**RECORD EXTRACTS**

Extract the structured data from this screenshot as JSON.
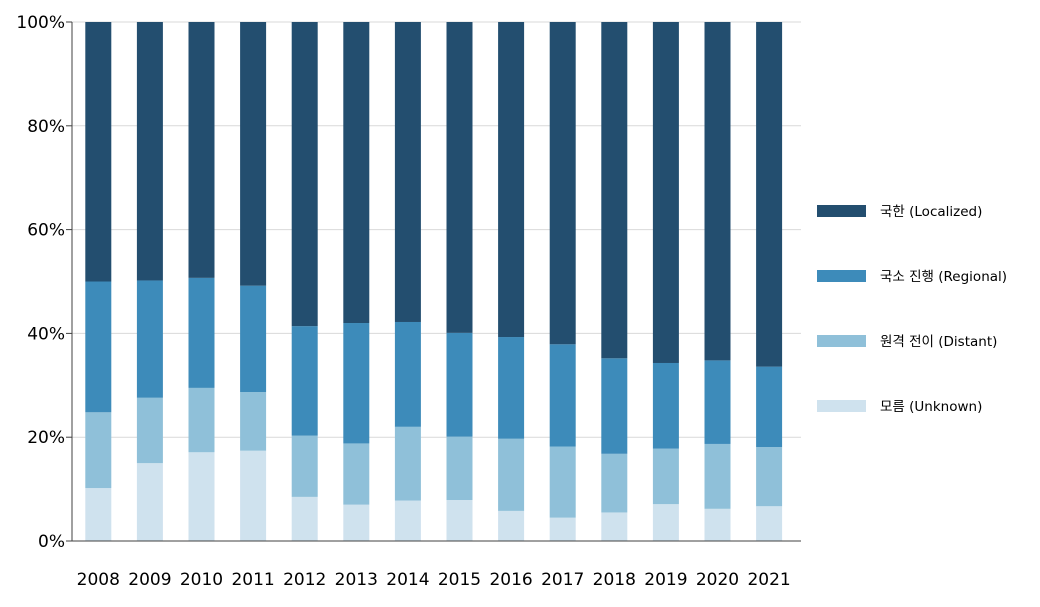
{
  "chart_data": {
    "type": "bar",
    "stacked": true,
    "normalized": true,
    "categories": [
      "2008",
      "2009",
      "2010",
      "2011",
      "2012",
      "2013",
      "2014",
      "2015",
      "2016",
      "2017",
      "2018",
      "2019",
      "2020",
      "2021"
    ],
    "series": [
      {
        "name": "모름 (Unknown)",
        "color": "#cfe2ee",
        "values": [
          10.2,
          15.0,
          17.1,
          17.4,
          8.5,
          7.0,
          7.8,
          7.9,
          5.8,
          4.5,
          5.5,
          7.1,
          6.2,
          6.7
        ]
      },
      {
        "name": "원격 전이 (Distant)",
        "color": "#8fc0d9",
        "values": [
          14.6,
          12.6,
          12.4,
          11.3,
          11.8,
          11.8,
          14.2,
          12.2,
          13.9,
          13.7,
          11.3,
          10.7,
          12.5,
          11.4
        ]
      },
      {
        "name": "국소 진행 (Regional)",
        "color": "#3d8bba",
        "values": [
          25.2,
          22.6,
          21.2,
          20.5,
          21.1,
          23.2,
          20.2,
          20.0,
          19.6,
          19.7,
          18.4,
          16.5,
          16.1,
          15.5
        ]
      },
      {
        "name": "국한 (Localized)",
        "color": "#234e6f",
        "values": [
          50.0,
          49.8,
          49.3,
          50.8,
          58.6,
          58.0,
          57.8,
          59.9,
          60.7,
          62.1,
          64.8,
          65.7,
          65.2,
          66.4
        ]
      }
    ],
    "ylim": [
      0,
      100
    ],
    "yticks": [
      "0%",
      "20%",
      "40%",
      "60%",
      "80%",
      "100%"
    ],
    "ytick_values": [
      0,
      20,
      40,
      60,
      80,
      100
    ],
    "grid": true,
    "legend_position": "right",
    "legend_order": [
      "국한 (Localized)",
      "국소 진행 (Regional)",
      "원격 전이 (Distant)",
      "모름 (Unknown)"
    ]
  }
}
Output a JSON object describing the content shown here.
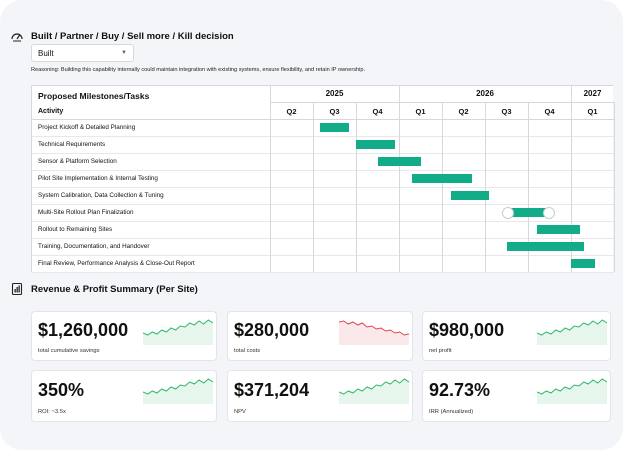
{
  "decision": {
    "title": "Built / Partner / Buy / Sell more / Kill decision",
    "icon": "gauge-icon",
    "selected": "Built",
    "reasoning": "Reasoning: Building this capability internally could maintain integration with existing systems, ensure flexibility, and retain IP ownership."
  },
  "gantt": {
    "title": "Proposed Milestones/Tasks",
    "activity_header": "Activity",
    "years": [
      "2025",
      "2026",
      "2027"
    ],
    "quarters": [
      "Q2",
      "Q3",
      "Q4",
      "Q1",
      "Q2",
      "Q3",
      "Q4",
      "Q1"
    ],
    "tasks": [
      {
        "name": "Project Kickoff & Detailed Planning",
        "start": 1.17,
        "end": 1.83
      },
      {
        "name": "Technical Requirements",
        "start": 2.0,
        "end": 2.9
      },
      {
        "name": "Sensor & Platform Selection",
        "start": 2.5,
        "end": 3.5
      },
      {
        "name": "Pilot Site Implementation & Internal Testing",
        "start": 3.3,
        "end": 4.7
      },
      {
        "name": "System Calibration, Data Collection & Tuning",
        "start": 4.2,
        "end": 5.1
      },
      {
        "name": "Multi-Site Rollout Plan Finalization",
        "start": 5.5,
        "end": 6.5
      },
      {
        "name": "Rollout to Remaining Sites",
        "start": 6.2,
        "end": 7.2
      },
      {
        "name": "Training, Documentation, and Handover",
        "start": 5.5,
        "end": 7.3
      },
      {
        "name": "Final Review, Performance Analysis & Close-Out Report",
        "start": 7.0,
        "end": 7.55
      }
    ]
  },
  "summary": {
    "title": "Revenue & Profit Summary (Per Site)",
    "icon": "report-icon",
    "metrics": [
      {
        "value": "$1,260,000",
        "label": "total cumulative savings",
        "trend": "up",
        "color": "#2fb86a"
      },
      {
        "value": "$280,000",
        "label": "total costs",
        "trend": "down",
        "color": "#e0454f"
      },
      {
        "value": "$980,000",
        "label": "net profit",
        "trend": "up",
        "color": "#2fb86a"
      },
      {
        "value": "350%",
        "label": "ROI: ~3.5x",
        "trend": "up",
        "color": "#2fb86a"
      },
      {
        "value": "$371,204",
        "label": "NPV",
        "trend": "up",
        "color": "#2fb86a"
      },
      {
        "value": "92.73%",
        "label": "IRR (Annualized)",
        "trend": "up",
        "color": "#2fb86a"
      }
    ]
  }
}
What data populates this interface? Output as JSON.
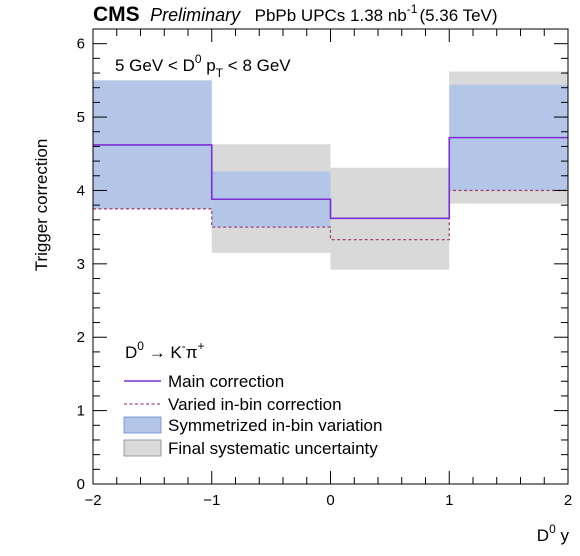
{
  "header": {
    "experiment": "CMS",
    "status": "Preliminary",
    "lumi": "PbPb UPCs 1.38 nb",
    "lumi_sup": "-1",
    "energy": "(5.36 TeV)"
  },
  "annotation": {
    "range_left": "5 GeV < D",
    "range_sup": "0",
    "range_mid": " p",
    "range_sub": "T",
    "range_right": " < 8 GeV"
  },
  "chart_data": {
    "type": "histogram",
    "xlabel": "D",
    "xlabel_sup": "0",
    "xlabel_suffix": " y",
    "ylabel": "Trigger correction",
    "xlim": [
      -2,
      2
    ],
    "ylim": [
      0,
      6.2
    ],
    "x_ticks": [
      -2,
      -1,
      0,
      1,
      2
    ],
    "x_tick_labels": [
      "−2",
      "−1",
      "0",
      "1",
      "2"
    ],
    "y_ticks": [
      0,
      1,
      2,
      3,
      4,
      5,
      6
    ],
    "y_tick_labels": [
      "0",
      "1",
      "2",
      "3",
      "4",
      "5",
      "6"
    ],
    "bin_edges": [
      -2,
      -1,
      0,
      1,
      2
    ],
    "series": [
      {
        "name": "Main correction",
        "style": "line",
        "color": "#7b2fd6",
        "values": [
          4.62,
          3.88,
          3.62,
          4.72
        ]
      },
      {
        "name": "Varied in-bin correction",
        "style": "dashed",
        "color": "#a0467a",
        "values": [
          3.75,
          3.5,
          3.33,
          4.0
        ]
      },
      {
        "name": "Symmetrized in-bin variation",
        "style": "band",
        "color": "#b3c6e8",
        "lower": [
          3.75,
          3.5,
          3.91,
          4.0
        ],
        "upper": [
          5.5,
          4.26,
          3.91,
          5.44
        ]
      },
      {
        "name": "Final systematic uncertainty",
        "style": "band",
        "color": "#d9d9d9",
        "lower": [
          3.8,
          3.15,
          2.92,
          3.82
        ],
        "upper": [
          5.5,
          4.63,
          4.31,
          5.62
        ]
      }
    ],
    "legend": {
      "title_main": "D",
      "title_sup": "0",
      "title_arrow": " → K",
      "title_sup2": "-",
      "title_pi": "π",
      "title_sup3": "+",
      "placement": "bottom-left"
    }
  }
}
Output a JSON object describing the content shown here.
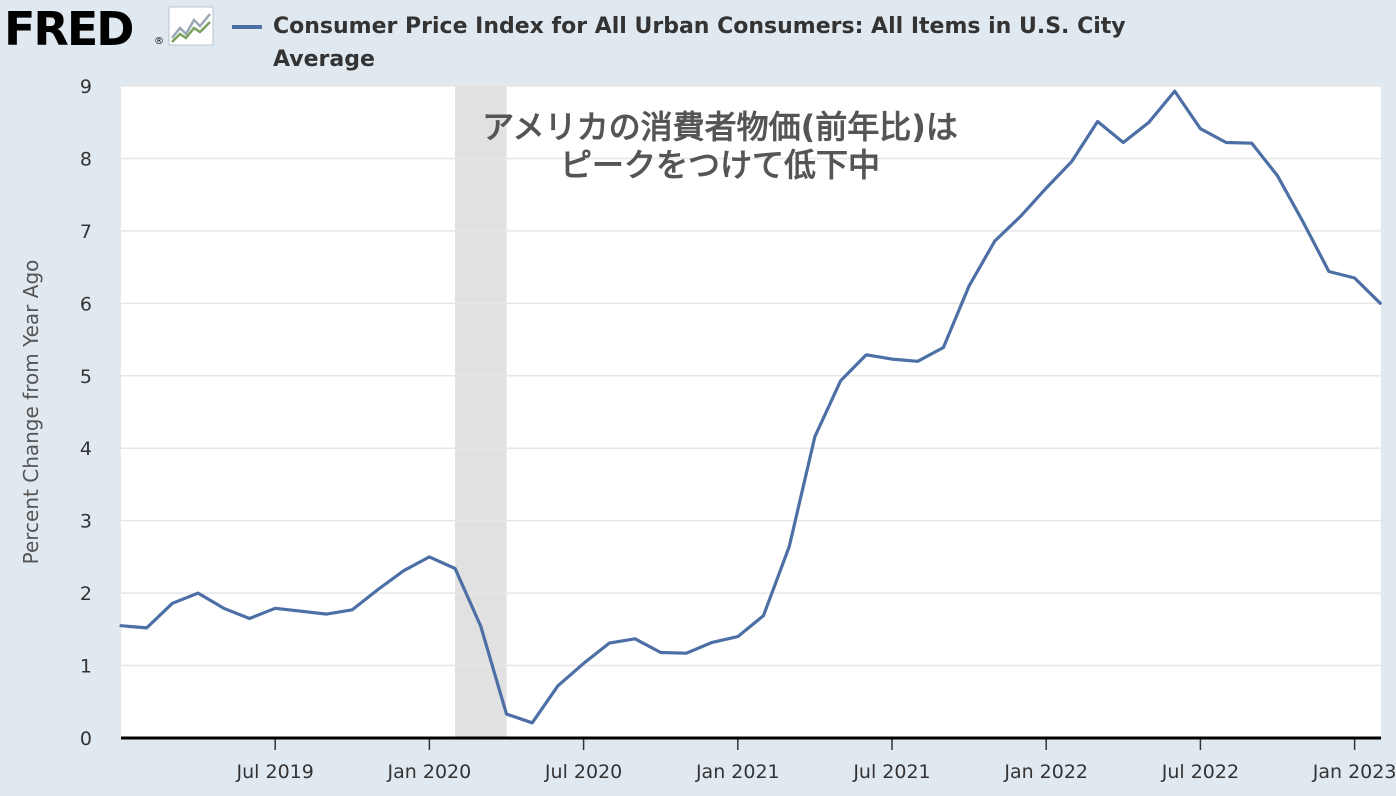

**WHAT TO WORK ON**
Omit any images, then output the listing exactly.

**REPLY**
Extract the structured data from this screenshot as JSON.
{
  "chart_data": {
    "type": "bar",
    "stacked": true,
    "normalized": true,
    "categories": [
      "2008",
      "2009",
      "2010",
      "2011",
      "2012",
      "2013",
      "2014",
      "2015",
      "2016",
      "2017",
      "2018",
      "2019",
      "2020",
      "2021"
    ],
    "series": [
      {
        "name": "모름 (Unknown)",
        "color": "#cfe2ee",
        "values": [
          10.2,
          15.0,
          17.1,
          17.4,
          8.5,
          7.0,
          7.8,
          7.9,
          5.8,
          4.5,
          5.5,
          7.1,
          6.2,
          6.7
        ]
      },
      {
        "name": "원격 전이 (Distant)",
        "color": "#8fc0d9",
        "values": [
          14.6,
          12.6,
          12.4,
          11.3,
          11.8,
          11.8,
          14.2,
          12.2,
          13.9,
          13.7,
          11.3,
          10.7,
          12.5,
          11.4
        ]
      },
      {
        "name": "국소 진행 (Regional)",
        "color": "#3d8bba",
        "values": [
          25.2,
          22.6,
          21.2,
          20.5,
          21.1,
          23.2,
          20.2,
          20.0,
          19.6,
          19.7,
          18.4,
          16.5,
          16.1,
          15.5
        ]
      },
      {
        "name": "국한 (Localized)",
        "color": "#234e6f",
        "values": [
          50.0,
          49.8,
          49.3,
          50.8,
          58.6,
          58.0,
          57.8,
          59.9,
          60.7,
          62.1,
          64.8,
          65.7,
          65.2,
          66.4
        ]
      }
    ],
    "ylim": [
      0,
      100
    ],
    "yticks": [
      "0%",
      "20%",
      "40%",
      "60%",
      "80%",
      "100%"
    ],
    "ytick_values": [
      0,
      20,
      40,
      60,
      80,
      100
    ],
    "grid": true,
    "legend_position": "right",
    "legend_order": [
      "국한 (Localized)",
      "국소 진행 (Regional)",
      "원격 전이 (Distant)",
      "모름 (Unknown)"
    ]
  }
}
Output a JSON object describing the content shown here.
{
  "decision": {
    "title": "Built / Partner / Buy / Sell more / Kill decision",
    "icon": "gauge-icon",
    "selected": "Built",
    "reasoning": "Reasoning: Building this capability internally could maintain integration with existing systems, ensure flexibility, and retain IP ownership."
  },
  "gantt": {
    "title": "Proposed Milestones/Tasks",
    "activity_header": "Activity",
    "years": [
      "2025",
      "2026",
      "2027"
    ],
    "quarters": [
      "Q2",
      "Q3",
      "Q4",
      "Q1",
      "Q2",
      "Q3",
      "Q4",
      "Q1"
    ],
    "tasks": [
      {
        "name": "Project Kickoff & Detailed Planning",
        "start": 1.17,
        "end": 1.83
      },
      {
        "name": "Technical Requirements",
        "start": 2.0,
        "end": 2.9
      },
      {
        "name": "Sensor & Platform Selection",
        "start": 2.5,
        "end": 3.5
      },
      {
        "name": "Pilot Site Implementation & Internal Testing",
        "start": 3.3,
        "end": 4.7
      },
      {
        "name": "System Calibration, Data Collection & Tuning",
        "start": 4.2,
        "end": 5.1
      },
      {
        "name": "Multi-Site Rollout Plan Finalization",
        "start": 5.5,
        "end": 6.5
      },
      {
        "name": "Rollout to Remaining Sites",
        "start": 6.2,
        "end": 7.2
      },
      {
        "name": "Training, Documentation, and Handover",
        "start": 5.5,
        "end": 7.3
      },
      {
        "name": "Final Review, Performance Analysis & Close-Out Report",
        "start": 7.0,
        "end": 7.55
      }
    ]
  },
  "summary": {
    "title": "Revenue & Profit Summary (Per Site)",
    "icon": "report-icon",
    "metrics": [
      {
        "value": "$1,260,000",
        "label": "total cumulative savings",
        "trend": "up",
        "color": "#2fb86a"
      },
      {
        "value": "$280,000",
        "label": "total costs",
        "trend": "down",
        "color": "#e0454f"
      },
      {
        "value": "$980,000",
        "label": "net profit",
        "trend": "up",
        "color": "#2fb86a"
      },
      {
        "value": "350%",
        "label": "ROI: ~3.5x",
        "trend": "up",
        "color": "#2fb86a"
      },
      {
        "value": "$371,204",
        "label": "NPV",
        "trend": "up",
        "color": "#2fb86a"
      },
      {
        "value": "92.73%",
        "label": "IRR (Annualized)",
        "trend": "up",
        "color": "#2fb86a"
      }
    ]
  }
}
What data populates this interface? Output as JSON.
{
  "header": {
    "experiment": "CMS",
    "status": "Preliminary",
    "lumi": "PbPb UPCs 1.38 nb",
    "lumi_sup": "-1",
    "energy": "(5.36 TeV)"
  },
  "annotation": {
    "range_left": "5 GeV < D",
    "range_sup": "0",
    "range_mid": " p",
    "range_sub": "T",
    "range_right": " < 8 GeV"
  },
  "chart_data": {
    "type": "histogram",
    "xlabel": "D",
    "xlabel_sup": "0",
    "xlabel_suffix": " y",
    "ylabel": "Trigger correction",
    "xlim": [
      -2,
      2
    ],
    "ylim": [
      0,
      6.2
    ],
    "x_ticks": [
      -2,
      -1,
      0,
      1,
      2
    ],
    "x_tick_labels": [
      "−2",
      "−1",
      "0",
      "1",
      "2"
    ],
    "y_ticks": [
      0,
      1,
      2,
      3,
      4,
      5,
      6
    ],
    "y_tick_labels": [
      "0",
      "1",
      "2",
      "3",
      "4",
      "5",
      "6"
    ],
    "bin_edges": [
      -2,
      -1,
      0,
      1,
      2
    ],
    "series": [
      {
        "name": "Main correction",
        "style": "line",
        "color": "#7b2fd6",
        "values": [
          4.62,
          3.88,
          3.62,
          4.72
        ]
      },
      {
        "name": "Varied in-bin correction",
        "style": "dashed",
        "color": "#a0467a",
        "values": [
          3.75,
          3.5,
          3.33,
          4.0
        ]
      },
      {
        "name": "Symmetrized in-bin variation",
        "style": "band",
        "color": "#b3c6e8",
        "lower": [
          3.75,
          3.5,
          3.91,
          4.0
        ],
        "upper": [
          5.5,
          4.26,
          3.91,
          5.44
        ]
      },
      {
        "name": "Final systematic uncertainty",
        "style": "band",
        "color": "#d9d9d9",
        "lower": [
          3.8,
          3.15,
          2.92,
          3.82
        ],
        "upper": [
          5.5,
          4.63,
          4.31,
          5.62
        ]
      }
    ],
    "legend": {
      "title_main": "D",
      "title_sup": "0",
      "title_arrow": " → K",
      "title_sup2": "-",
      "title_pi": "π",
      "title_sup3": "+",
      "placement": "bottom-left"
    }
  }
}
Output a JSON object describing the content shown here.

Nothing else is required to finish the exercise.